◆ Directive ◆
Search the data for the word "CRVG" and copy every line where it occurs.

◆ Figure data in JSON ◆
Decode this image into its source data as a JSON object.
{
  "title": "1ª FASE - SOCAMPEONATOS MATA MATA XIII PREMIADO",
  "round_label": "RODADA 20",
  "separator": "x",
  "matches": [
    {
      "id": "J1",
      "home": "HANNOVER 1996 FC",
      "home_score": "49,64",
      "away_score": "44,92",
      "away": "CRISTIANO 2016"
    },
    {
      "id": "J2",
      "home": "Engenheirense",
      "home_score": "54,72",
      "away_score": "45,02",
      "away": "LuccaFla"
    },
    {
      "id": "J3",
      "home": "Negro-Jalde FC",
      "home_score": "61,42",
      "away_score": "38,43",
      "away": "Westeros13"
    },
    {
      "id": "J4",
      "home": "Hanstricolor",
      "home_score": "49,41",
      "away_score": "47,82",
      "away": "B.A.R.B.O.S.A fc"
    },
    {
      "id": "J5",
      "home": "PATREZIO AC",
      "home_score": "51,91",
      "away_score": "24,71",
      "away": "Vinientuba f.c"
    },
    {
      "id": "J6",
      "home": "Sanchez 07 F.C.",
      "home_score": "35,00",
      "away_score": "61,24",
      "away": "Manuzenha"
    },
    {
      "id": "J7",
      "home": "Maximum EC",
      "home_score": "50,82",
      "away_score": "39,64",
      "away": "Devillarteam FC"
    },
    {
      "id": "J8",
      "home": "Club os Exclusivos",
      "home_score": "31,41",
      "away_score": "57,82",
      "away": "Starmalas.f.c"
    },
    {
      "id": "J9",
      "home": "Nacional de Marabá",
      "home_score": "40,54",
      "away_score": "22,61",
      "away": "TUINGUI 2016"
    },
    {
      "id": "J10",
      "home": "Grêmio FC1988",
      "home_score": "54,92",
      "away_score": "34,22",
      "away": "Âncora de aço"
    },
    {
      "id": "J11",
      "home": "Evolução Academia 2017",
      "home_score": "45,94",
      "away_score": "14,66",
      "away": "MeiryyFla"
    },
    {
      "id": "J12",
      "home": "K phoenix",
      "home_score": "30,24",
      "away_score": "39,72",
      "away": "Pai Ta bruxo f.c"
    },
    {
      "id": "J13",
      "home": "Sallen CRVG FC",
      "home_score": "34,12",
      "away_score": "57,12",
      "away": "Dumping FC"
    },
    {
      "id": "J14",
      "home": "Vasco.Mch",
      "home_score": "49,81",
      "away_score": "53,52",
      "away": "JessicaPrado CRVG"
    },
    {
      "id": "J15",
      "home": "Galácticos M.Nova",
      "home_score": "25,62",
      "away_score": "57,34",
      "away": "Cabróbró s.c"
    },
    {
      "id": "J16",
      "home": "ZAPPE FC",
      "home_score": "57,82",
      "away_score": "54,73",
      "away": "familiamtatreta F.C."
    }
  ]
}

◆ Answer to the problem ◆
      "home": "Sallen CRVG FC",
      "away": "JessicaPrado CRVG"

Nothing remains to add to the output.